- **What the exercise asks**:
Can you quote the material below word for word, keeping every line as it stands?

───

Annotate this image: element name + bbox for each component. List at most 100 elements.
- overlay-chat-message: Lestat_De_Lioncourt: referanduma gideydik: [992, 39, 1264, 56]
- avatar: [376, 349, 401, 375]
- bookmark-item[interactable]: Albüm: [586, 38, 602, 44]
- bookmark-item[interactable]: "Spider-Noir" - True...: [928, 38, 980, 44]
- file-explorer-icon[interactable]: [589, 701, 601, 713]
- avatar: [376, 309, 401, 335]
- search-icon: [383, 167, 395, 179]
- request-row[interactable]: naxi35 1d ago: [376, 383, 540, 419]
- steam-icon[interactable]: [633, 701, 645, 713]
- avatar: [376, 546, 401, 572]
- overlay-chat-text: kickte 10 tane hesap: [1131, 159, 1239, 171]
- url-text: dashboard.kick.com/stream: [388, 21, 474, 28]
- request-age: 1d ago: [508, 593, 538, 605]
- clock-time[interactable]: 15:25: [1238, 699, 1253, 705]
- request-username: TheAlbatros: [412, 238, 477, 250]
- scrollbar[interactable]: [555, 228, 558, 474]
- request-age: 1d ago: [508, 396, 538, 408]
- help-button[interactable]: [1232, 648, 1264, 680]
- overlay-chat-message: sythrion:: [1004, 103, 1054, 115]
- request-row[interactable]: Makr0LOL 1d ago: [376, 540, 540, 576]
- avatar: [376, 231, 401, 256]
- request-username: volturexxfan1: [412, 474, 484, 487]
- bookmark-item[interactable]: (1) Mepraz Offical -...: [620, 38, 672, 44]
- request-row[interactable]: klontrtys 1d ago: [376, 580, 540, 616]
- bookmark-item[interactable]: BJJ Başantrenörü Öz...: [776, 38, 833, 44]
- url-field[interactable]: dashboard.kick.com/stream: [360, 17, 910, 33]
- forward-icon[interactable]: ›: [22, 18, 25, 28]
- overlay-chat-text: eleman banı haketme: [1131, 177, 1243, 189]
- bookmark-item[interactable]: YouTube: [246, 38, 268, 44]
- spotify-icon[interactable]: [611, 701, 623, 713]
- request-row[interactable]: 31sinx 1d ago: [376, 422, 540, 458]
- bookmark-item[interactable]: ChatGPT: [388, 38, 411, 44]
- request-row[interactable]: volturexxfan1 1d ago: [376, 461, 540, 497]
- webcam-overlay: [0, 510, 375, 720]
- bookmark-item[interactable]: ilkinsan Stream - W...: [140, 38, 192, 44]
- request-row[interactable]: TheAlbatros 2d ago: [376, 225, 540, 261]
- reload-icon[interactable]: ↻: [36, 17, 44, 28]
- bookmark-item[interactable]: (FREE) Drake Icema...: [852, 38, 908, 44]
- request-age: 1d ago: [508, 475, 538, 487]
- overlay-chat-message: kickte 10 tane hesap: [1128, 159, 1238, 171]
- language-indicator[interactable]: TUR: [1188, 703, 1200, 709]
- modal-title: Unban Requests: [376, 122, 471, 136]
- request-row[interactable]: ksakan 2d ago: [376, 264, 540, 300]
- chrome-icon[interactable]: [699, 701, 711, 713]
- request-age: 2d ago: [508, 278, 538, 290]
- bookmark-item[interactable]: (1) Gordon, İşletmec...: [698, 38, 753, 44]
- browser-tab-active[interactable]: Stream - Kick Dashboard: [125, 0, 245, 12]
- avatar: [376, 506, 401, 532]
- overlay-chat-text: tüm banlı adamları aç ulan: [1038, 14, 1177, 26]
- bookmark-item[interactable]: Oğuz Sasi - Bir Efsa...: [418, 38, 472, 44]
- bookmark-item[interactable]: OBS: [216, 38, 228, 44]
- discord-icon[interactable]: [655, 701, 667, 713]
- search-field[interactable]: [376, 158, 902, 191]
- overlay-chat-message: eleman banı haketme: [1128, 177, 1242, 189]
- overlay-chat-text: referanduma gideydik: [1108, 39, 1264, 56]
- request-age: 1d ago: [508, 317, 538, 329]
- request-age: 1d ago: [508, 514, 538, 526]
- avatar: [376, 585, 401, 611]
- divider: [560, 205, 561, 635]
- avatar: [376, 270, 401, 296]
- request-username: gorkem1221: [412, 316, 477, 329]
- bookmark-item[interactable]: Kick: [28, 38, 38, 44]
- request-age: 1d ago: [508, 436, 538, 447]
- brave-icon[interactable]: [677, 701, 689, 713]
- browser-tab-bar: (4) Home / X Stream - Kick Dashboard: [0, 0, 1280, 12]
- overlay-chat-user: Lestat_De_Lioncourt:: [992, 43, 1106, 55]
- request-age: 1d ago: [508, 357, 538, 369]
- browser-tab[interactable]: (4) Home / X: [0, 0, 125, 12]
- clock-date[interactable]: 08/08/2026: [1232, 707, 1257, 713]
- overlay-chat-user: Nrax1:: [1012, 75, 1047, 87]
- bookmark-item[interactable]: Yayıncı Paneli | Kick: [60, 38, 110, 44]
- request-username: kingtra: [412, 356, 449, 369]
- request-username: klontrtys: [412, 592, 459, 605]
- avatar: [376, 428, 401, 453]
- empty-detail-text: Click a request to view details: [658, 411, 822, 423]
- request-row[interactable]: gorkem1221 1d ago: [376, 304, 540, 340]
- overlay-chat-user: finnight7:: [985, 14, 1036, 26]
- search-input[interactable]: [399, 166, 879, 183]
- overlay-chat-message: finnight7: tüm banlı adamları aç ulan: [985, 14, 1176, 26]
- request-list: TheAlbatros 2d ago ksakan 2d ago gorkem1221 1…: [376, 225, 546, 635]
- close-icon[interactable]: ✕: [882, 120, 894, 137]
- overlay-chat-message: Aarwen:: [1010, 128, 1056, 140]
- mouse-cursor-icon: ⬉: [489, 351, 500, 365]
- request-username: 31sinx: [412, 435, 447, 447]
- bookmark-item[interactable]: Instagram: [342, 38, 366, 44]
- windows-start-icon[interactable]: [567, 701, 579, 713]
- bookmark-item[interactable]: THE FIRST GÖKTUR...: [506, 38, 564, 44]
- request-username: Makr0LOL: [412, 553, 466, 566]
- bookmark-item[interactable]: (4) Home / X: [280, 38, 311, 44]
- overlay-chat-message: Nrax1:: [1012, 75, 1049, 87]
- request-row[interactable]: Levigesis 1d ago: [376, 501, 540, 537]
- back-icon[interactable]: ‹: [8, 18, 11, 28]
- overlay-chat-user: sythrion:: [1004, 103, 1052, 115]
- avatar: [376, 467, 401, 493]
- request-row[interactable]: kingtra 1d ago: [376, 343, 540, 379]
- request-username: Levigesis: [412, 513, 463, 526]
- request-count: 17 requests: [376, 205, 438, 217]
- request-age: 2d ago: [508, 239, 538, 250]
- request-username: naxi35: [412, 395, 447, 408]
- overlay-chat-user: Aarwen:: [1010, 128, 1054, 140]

───

- **Full answer**:
Annotate this image: element name + bbox for each component. List at most 100 elements.
- overlay-chat-message: Lestat_De_Lioncourt: referanduma gideydik: [992, 39, 1264, 56]
- avatar: [376, 349, 401, 375]
- bookmark-item[interactable]: Albüm: [586, 38, 602, 44]
- bookmark-item[interactable]: "Spider-Noir" - True...: [928, 38, 980, 44]
- file-explorer-icon[interactable]: [589, 701, 601, 713]
- avatar: [376, 309, 401, 335]
- search-icon: [383, 167, 395, 179]
- request-row[interactable]: naxi35 1d ago: [376, 383, 540, 419]
- steam-icon[interactable]: [633, 701, 645, 713]
- avatar: [376, 546, 401, 572]
- overlay-chat-text: kickte 10 tane hesap: [1131, 159, 1239, 171]
- url-text: dashboard.kick.com/stream: [388, 21, 474, 28]
- request-age: 1d ago: [508, 593, 538, 605]
- clock-time[interactable]: 15:25: [1238, 699, 1253, 705]
- request-username: TheAlbatros: [412, 238, 477, 250]
- scrollbar[interactable]: [555, 228, 558, 474]
- request-age: 1d ago: [508, 396, 538, 408]
- help-button[interactable]: [1232, 648, 1264, 680]
- overlay-chat-message: sythrion:: [1004, 103, 1054, 115]
- request-row[interactable]: Makr0LOL 1d ago: [376, 540, 540, 576]
- avatar: [376, 231, 401, 256]
- request-username: volturexxfan1: [412, 474, 484, 487]
- bookmark-item[interactable]: (1) Mepraz Offical -...: [620, 38, 672, 44]
- request-row[interactable]: klontrtys 1d ago: [376, 580, 540, 616]
- bookmark-item[interactable]: BJJ Başantrenörü Öz...: [776, 38, 833, 44]
- url-field[interactable]: dashboard.kick.com/stream: [360, 17, 910, 33]
- forward-icon[interactable]: ›: [22, 18, 25, 28]
- overlay-chat-text: eleman banı haketme: [1131, 177, 1243, 189]
- bookmark-item[interactable]: YouTube: [246, 38, 268, 44]
- spotify-icon[interactable]: [611, 701, 623, 713]
- request-row[interactable]: 31sinx 1d ago: [376, 422, 540, 458]
- bookmark-item[interactable]: ChatGPT: [388, 38, 411, 44]
- request-row[interactable]: volturexxfan1 1d ago: [376, 461, 540, 497]
- webcam-overlay: [0, 510, 375, 720]
- bookmark-item[interactable]: ilkinsan Stream - W...: [140, 38, 192, 44]
- request-row[interactable]: TheAlbatros 2d ago: [376, 225, 540, 261]
- reload-icon[interactable]: ↻: [36, 17, 44, 28]
- bookmark-item[interactable]: (FREE) Drake Icema...: [852, 38, 908, 44]
- request-age: 1d ago: [508, 475, 538, 487]
- overlay-chat-message: kickte 10 tane hesap: [1128, 159, 1238, 171]
- language-indicator[interactable]: TUR: [1188, 703, 1200, 709]
- modal-title: Unban Requests: [376, 122, 471, 136]
- request-row[interactable]: ksakan 2d ago: [376, 264, 540, 300]
- chrome-icon[interactable]: [699, 701, 711, 713]
- request-age: 2d ago: [508, 278, 538, 290]
- bookmark-item[interactable]: (1) Gordon, İşletmec...: [698, 38, 753, 44]
- browser-tab-active[interactable]: Stream - Kick Dashboard: [125, 0, 245, 12]
- avatar: [376, 506, 401, 532]
- overlay-chat-text: tüm banlı adamları aç ulan: [1038, 14, 1177, 26]
- bookmark-item[interactable]: Oğuz Sasi - Bir Efsa...: [418, 38, 472, 44]
- bookmark-item[interactable]: OBS: [216, 38, 228, 44]
- discord-icon[interactable]: [655, 701, 667, 713]
- search-field[interactable]: [376, 158, 902, 191]
- overlay-chat-message: eleman banı haketme: [1128, 177, 1242, 189]
- overlay-chat-text: referanduma gideydik: [1108, 39, 1264, 56]
- request-age: 1d ago: [508, 317, 538, 329]
- request-age: 1d ago: [508, 514, 538, 526]
- avatar: [376, 585, 401, 611]
- divider: [560, 205, 561, 635]
- avatar: [376, 270, 401, 296]
- request-username: gorkem1221: [412, 316, 477, 329]
- bookmark-item[interactable]: Kick: [28, 38, 38, 44]
- request-age: 1d ago: [508, 436, 538, 447]
- brave-icon[interactable]: [677, 701, 689, 713]
- browser-tab-bar: (4) Home / X Stream - Kick Dashboard: [0, 0, 1280, 12]
- overlay-chat-user: Lestat_De_Lioncourt:: [992, 43, 1106, 55]
- request-age: 1d ago: [508, 357, 538, 369]
- browser-tab[interactable]: (4) Home / X: [0, 0, 125, 12]
- clock-date[interactable]: 08/08/2026: [1232, 707, 1257, 713]
- overlay-chat-user: Nrax1:: [1012, 75, 1047, 87]
- bookmark-item[interactable]: Yayıncı Paneli | Kick: [60, 38, 110, 44]
- request-username: kingtra: [412, 356, 449, 369]
- request-username: klontrtys: [412, 592, 459, 605]
- avatar: [376, 428, 401, 453]
- empty-detail-text: Click a request to view details: [658, 411, 822, 423]
- request-row[interactable]: gorkem1221 1d ago: [376, 304, 540, 340]
- overlay-chat-user: finnight7:: [985, 14, 1036, 26]
- search-input[interactable]: [399, 166, 879, 183]
- overlay-chat-message: finnight7: tüm banlı adamları aç ulan: [985, 14, 1176, 26]
- request-list: TheAlbatros 2d ago ksakan 2d ago gorkem1221 1…: [376, 225, 546, 635]
- close-icon[interactable]: ✕: [882, 120, 894, 137]
- overlay-chat-message: Aarwen:: [1010, 128, 1056, 140]
- mouse-cursor-icon: ⬉: [489, 351, 500, 365]
- request-username: 31sinx: [412, 435, 447, 447]
- bookmark-item[interactable]: Instagram: [342, 38, 366, 44]
- windows-start-icon[interactable]: [567, 701, 579, 713]
- bookmark-item[interactable]: THE FIRST GÖKTUR...: [506, 38, 564, 44]
- request-username: Makr0LOL: [412, 553, 466, 566]
- bookmark-item[interactable]: (4) Home / X: [280, 38, 311, 44]
- overlay-chat-message: Nrax1:: [1012, 75, 1049, 87]
- request-row[interactable]: Levigesis 1d ago: [376, 501, 540, 537]
- back-icon[interactable]: ‹: [8, 18, 11, 28]
- overlay-chat-user: sythrion:: [1004, 103, 1052, 115]
- avatar: [376, 467, 401, 493]
- request-row[interactable]: kingtra 1d ago: [376, 343, 540, 379]
- request-username: Levigesis: [412, 513, 463, 526]
- request-count: 17 requests: [376, 205, 438, 217]
- request-age: 2d ago: [508, 239, 538, 250]
- request-username: naxi35: [412, 395, 447, 408]
- overlay-chat-user: Aarwen:: [1010, 128, 1054, 140]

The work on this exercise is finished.